■ EXERCISE OBJECTIVE
Reproduce the material word for word; the images stay out.

Records excerpted from a collection:
>>

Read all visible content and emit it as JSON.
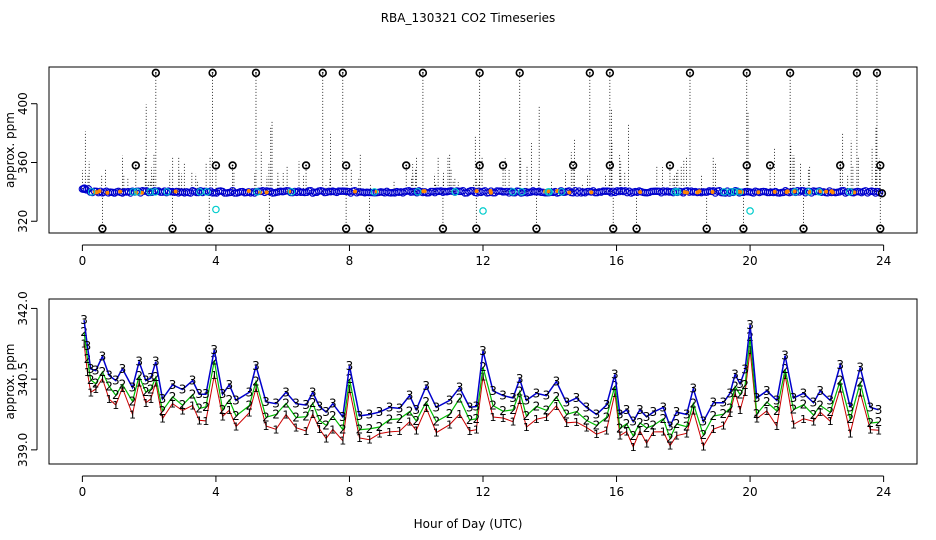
{
  "title": "RBA_130321  CO2 Timeseries",
  "xlabel": "Hour of Day (UTC)",
  "colors": {
    "series1": "#cc0000",
    "series2": "#00bb00",
    "series3": "#0000cc",
    "cyan": "#00cccc",
    "black": "#000000",
    "orange": "#ff8800"
  },
  "chart_data": [
    {
      "type": "scatter",
      "name": "raw",
      "ylabel": "approx. ppm",
      "xlim": [
        -1,
        25
      ],
      "ylim": [
        312,
        425
      ],
      "xticks": [
        0,
        4,
        8,
        12,
        16,
        20,
        24
      ],
      "xtick_labels": [
        "0",
        "4",
        "8",
        "12",
        "16",
        "20",
        "24"
      ],
      "yticks": [
        320,
        360,
        400
      ],
      "ytick_labels": [
        "320",
        "360",
        "400"
      ],
      "baseline": 340,
      "outliers_high_421": [
        2.2,
        3.9,
        5.2,
        7.2,
        7.8,
        10.2,
        11.9,
        13.1,
        15.2,
        15.8,
        18.2,
        19.9,
        21.2,
        23.2,
        23.8
      ],
      "outliers_358": [
        1.6,
        4.0,
        4.5,
        6.7,
        7.9,
        9.7,
        11.9,
        12.6,
        14.7,
        15.8,
        17.6,
        19.9,
        20.6,
        22.7,
        23.9
      ],
      "outliers_low_315": [
        0.6,
        2.7,
        3.8,
        5.6,
        7.9,
        8.6,
        10.8,
        11.8,
        13.6,
        15.9,
        16.6,
        18.7,
        19.8,
        21.6,
        23.9
      ],
      "cyan_points": [
        [
          4.0,
          328
        ],
        [
          12.0,
          327
        ],
        [
          20.0,
          327
        ]
      ],
      "start_point": [
        0.05,
        342
      ]
    },
    {
      "type": "line",
      "name": "smoothed",
      "ylabel": "approx. ppm",
      "xlim": [
        -1,
        25
      ],
      "ylim": [
        338.7,
        342.2
      ],
      "xticks": [
        0,
        4,
        8,
        12,
        16,
        20,
        24
      ],
      "xtick_labels": [
        "0",
        "4",
        "8",
        "12",
        "16",
        "20",
        "24"
      ],
      "yticks": [
        339.0,
        340.5,
        342.0
      ],
      "ytick_labels": [
        "339.0",
        "340.5",
        "342.0"
      ],
      "series": [
        {
          "name": "3",
          "marker": "3",
          "color_key": "series3"
        },
        {
          "name": "2",
          "marker": "2",
          "color_key": "series2"
        },
        {
          "name": "1",
          "marker": "1",
          "color_key": "series1"
        }
      ],
      "knots_series3": [
        [
          0.05,
          341.75
        ],
        [
          0.15,
          341.2
        ],
        [
          0.25,
          340.72
        ],
        [
          0.4,
          340.68
        ],
        [
          0.6,
          340.98
        ],
        [
          0.8,
          340.58
        ],
        [
          1.0,
          340.47
        ],
        [
          1.2,
          340.72
        ],
        [
          1.5,
          340.32
        ],
        [
          1.7,
          340.87
        ],
        [
          1.9,
          340.47
        ],
        [
          2.05,
          340.52
        ],
        [
          2.2,
          340.87
        ],
        [
          2.4,
          340.08
        ],
        [
          2.7,
          340.38
        ],
        [
          3.0,
          340.28
        ],
        [
          3.3,
          340.47
        ],
        [
          3.5,
          340.18
        ],
        [
          3.7,
          340.18
        ],
        [
          3.95,
          341.12
        ],
        [
          4.2,
          340.18
        ],
        [
          4.4,
          340.38
        ],
        [
          4.6,
          340.05
        ],
        [
          5.0,
          340.22
        ],
        [
          5.2,
          340.78
        ],
        [
          5.5,
          340.02
        ],
        [
          5.8,
          339.98
        ],
        [
          6.1,
          340.22
        ],
        [
          6.4,
          339.98
        ],
        [
          6.7,
          339.95
        ],
        [
          6.9,
          340.22
        ],
        [
          7.1,
          339.92
        ],
        [
          7.3,
          339.8
        ],
        [
          7.5,
          339.98
        ],
        [
          7.8,
          339.7
        ],
        [
          8.0,
          340.78
        ],
        [
          8.3,
          339.72
        ],
        [
          8.6,
          339.75
        ],
        [
          8.9,
          339.8
        ],
        [
          9.2,
          339.9
        ],
        [
          9.5,
          339.88
        ],
        [
          9.8,
          340.15
        ],
        [
          10.0,
          339.85
        ],
        [
          10.3,
          340.35
        ],
        [
          10.6,
          339.9
        ],
        [
          11.0,
          340.05
        ],
        [
          11.3,
          340.32
        ],
        [
          11.6,
          339.9
        ],
        [
          11.8,
          339.92
        ],
        [
          12.0,
          341.1
        ],
        [
          12.3,
          340.25
        ],
        [
          12.6,
          340.15
        ],
        [
          12.9,
          340.1
        ],
        [
          13.1,
          340.5
        ],
        [
          13.3,
          340.05
        ],
        [
          13.6,
          340.2
        ],
        [
          13.9,
          340.15
        ],
        [
          14.2,
          340.45
        ],
        [
          14.5,
          340.0
        ],
        [
          14.8,
          340.1
        ],
        [
          15.1,
          339.9
        ],
        [
          15.4,
          339.75
        ],
        [
          15.7,
          339.95
        ],
        [
          15.95,
          340.6
        ],
        [
          16.1,
          339.75
        ],
        [
          16.3,
          339.85
        ],
        [
          16.5,
          339.6
        ],
        [
          16.7,
          339.85
        ],
        [
          16.9,
          339.7
        ],
        [
          17.1,
          339.8
        ],
        [
          17.4,
          339.9
        ],
        [
          17.6,
          339.5
        ],
        [
          17.8,
          339.8
        ],
        [
          18.1,
          339.75
        ],
        [
          18.3,
          340.3
        ],
        [
          18.6,
          339.6
        ],
        [
          18.9,
          340.0
        ],
        [
          19.2,
          340.0
        ],
        [
          19.4,
          340.2
        ],
        [
          19.55,
          340.6
        ],
        [
          19.7,
          340.4
        ],
        [
          19.85,
          340.7
        ],
        [
          20.0,
          341.65
        ],
        [
          20.2,
          340.1
        ],
        [
          20.5,
          340.25
        ],
        [
          20.8,
          340.05
        ],
        [
          21.05,
          341.0
        ],
        [
          21.3,
          340.1
        ],
        [
          21.6,
          340.2
        ],
        [
          21.9,
          340.0
        ],
        [
          22.1,
          340.25
        ],
        [
          22.4,
          340.05
        ],
        [
          22.7,
          340.8
        ],
        [
          23.0,
          339.9
        ],
        [
          23.3,
          340.75
        ],
        [
          23.6,
          339.9
        ],
        [
          23.85,
          339.85
        ]
      ],
      "series2_offset": -0.28,
      "series1_offset": -0.48
    }
  ]
}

<<

■ FINISHED ANSWER
Read all visible content and emit it as JSON.
{
  "title": "RBA_130321  CO2 Timeseries",
  "xlabel": "Hour of Day (UTC)",
  "colors": {
    "series1": "#cc0000",
    "series2": "#00bb00",
    "series3": "#0000cc",
    "cyan": "#00cccc",
    "black": "#000000",
    "orange": "#ff8800"
  },
  "chart_data": [
    {
      "type": "scatter",
      "name": "raw",
      "ylabel": "approx. ppm",
      "xlim": [
        -1,
        25
      ],
      "ylim": [
        312,
        425
      ],
      "xticks": [
        0,
        4,
        8,
        12,
        16,
        20,
        24
      ],
      "xtick_labels": [
        "0",
        "4",
        "8",
        "12",
        "16",
        "20",
        "24"
      ],
      "yticks": [
        320,
        360,
        400
      ],
      "ytick_labels": [
        "320",
        "360",
        "400"
      ],
      "baseline": 340,
      "outliers_high_421": [
        2.2,
        3.9,
        5.2,
        7.2,
        7.8,
        10.2,
        11.9,
        13.1,
        15.2,
        15.8,
        18.2,
        19.9,
        21.2,
        23.2,
        23.8
      ],
      "outliers_358": [
        1.6,
        4.0,
        4.5,
        6.7,
        7.9,
        9.7,
        11.9,
        12.6,
        14.7,
        15.8,
        17.6,
        19.9,
        20.6,
        22.7,
        23.9
      ],
      "outliers_low_315": [
        0.6,
        2.7,
        3.8,
        5.6,
        7.9,
        8.6,
        10.8,
        11.8,
        13.6,
        15.9,
        16.6,
        18.7,
        19.8,
        21.6,
        23.9
      ],
      "cyan_points": [
        [
          4.0,
          328
        ],
        [
          12.0,
          327
        ],
        [
          20.0,
          327
        ]
      ],
      "start_point": [
        0.05,
        342
      ]
    },
    {
      "type": "line",
      "name": "smoothed",
      "ylabel": "approx. ppm",
      "xlim": [
        -1,
        25
      ],
      "ylim": [
        338.7,
        342.2
      ],
      "xticks": [
        0,
        4,
        8,
        12,
        16,
        20,
        24
      ],
      "xtick_labels": [
        "0",
        "4",
        "8",
        "12",
        "16",
        "20",
        "24"
      ],
      "yticks": [
        339.0,
        340.5,
        342.0
      ],
      "ytick_labels": [
        "339.0",
        "340.5",
        "342.0"
      ],
      "series": [
        {
          "name": "3",
          "marker": "3",
          "color_key": "series3"
        },
        {
          "name": "2",
          "marker": "2",
          "color_key": "series2"
        },
        {
          "name": "1",
          "marker": "1",
          "color_key": "series1"
        }
      ],
      "knots_series3": [
        [
          0.05,
          341.75
        ],
        [
          0.15,
          341.2
        ],
        [
          0.25,
          340.72
        ],
        [
          0.4,
          340.68
        ],
        [
          0.6,
          340.98
        ],
        [
          0.8,
          340.58
        ],
        [
          1.0,
          340.47
        ],
        [
          1.2,
          340.72
        ],
        [
          1.5,
          340.32
        ],
        [
          1.7,
          340.87
        ],
        [
          1.9,
          340.47
        ],
        [
          2.05,
          340.52
        ],
        [
          2.2,
          340.87
        ],
        [
          2.4,
          340.08
        ],
        [
          2.7,
          340.38
        ],
        [
          3.0,
          340.28
        ],
        [
          3.3,
          340.47
        ],
        [
          3.5,
          340.18
        ],
        [
          3.7,
          340.18
        ],
        [
          3.95,
          341.12
        ],
        [
          4.2,
          340.18
        ],
        [
          4.4,
          340.38
        ],
        [
          4.6,
          340.05
        ],
        [
          5.0,
          340.22
        ],
        [
          5.2,
          340.78
        ],
        [
          5.5,
          340.02
        ],
        [
          5.8,
          339.98
        ],
        [
          6.1,
          340.22
        ],
        [
          6.4,
          339.98
        ],
        [
          6.7,
          339.95
        ],
        [
          6.9,
          340.22
        ],
        [
          7.1,
          339.92
        ],
        [
          7.3,
          339.8
        ],
        [
          7.5,
          339.98
        ],
        [
          7.8,
          339.7
        ],
        [
          8.0,
          340.78
        ],
        [
          8.3,
          339.72
        ],
        [
          8.6,
          339.75
        ],
        [
          8.9,
          339.8
        ],
        [
          9.2,
          339.9
        ],
        [
          9.5,
          339.88
        ],
        [
          9.8,
          340.15
        ],
        [
          10.0,
          339.85
        ],
        [
          10.3,
          340.35
        ],
        [
          10.6,
          339.9
        ],
        [
          11.0,
          340.05
        ],
        [
          11.3,
          340.32
        ],
        [
          11.6,
          339.9
        ],
        [
          11.8,
          339.92
        ],
        [
          12.0,
          341.1
        ],
        [
          12.3,
          340.25
        ],
        [
          12.6,
          340.15
        ],
        [
          12.9,
          340.1
        ],
        [
          13.1,
          340.5
        ],
        [
          13.3,
          340.05
        ],
        [
          13.6,
          340.2
        ],
        [
          13.9,
          340.15
        ],
        [
          14.2,
          340.45
        ],
        [
          14.5,
          340.0
        ],
        [
          14.8,
          340.1
        ],
        [
          15.1,
          339.9
        ],
        [
          15.4,
          339.75
        ],
        [
          15.7,
          339.95
        ],
        [
          15.95,
          340.6
        ],
        [
          16.1,
          339.75
        ],
        [
          16.3,
          339.85
        ],
        [
          16.5,
          339.6
        ],
        [
          16.7,
          339.85
        ],
        [
          16.9,
          339.7
        ],
        [
          17.1,
          339.8
        ],
        [
          17.4,
          339.9
        ],
        [
          17.6,
          339.5
        ],
        [
          17.8,
          339.8
        ],
        [
          18.1,
          339.75
        ],
        [
          18.3,
          340.3
        ],
        [
          18.6,
          339.6
        ],
        [
          18.9,
          340.0
        ],
        [
          19.2,
          340.0
        ],
        [
          19.4,
          340.2
        ],
        [
          19.55,
          340.6
        ],
        [
          19.7,
          340.4
        ],
        [
          19.85,
          340.7
        ],
        [
          20.0,
          341.65
        ],
        [
          20.2,
          340.1
        ],
        [
          20.5,
          340.25
        ],
        [
          20.8,
          340.05
        ],
        [
          21.05,
          341.0
        ],
        [
          21.3,
          340.1
        ],
        [
          21.6,
          340.2
        ],
        [
          21.9,
          340.0
        ],
        [
          22.1,
          340.25
        ],
        [
          22.4,
          340.05
        ],
        [
          22.7,
          340.8
        ],
        [
          23.0,
          339.9
        ],
        [
          23.3,
          340.75
        ],
        [
          23.6,
          339.9
        ],
        [
          23.85,
          339.85
        ]
      ],
      "series2_offset": -0.28,
      "series1_offset": -0.48
    }
  ]
}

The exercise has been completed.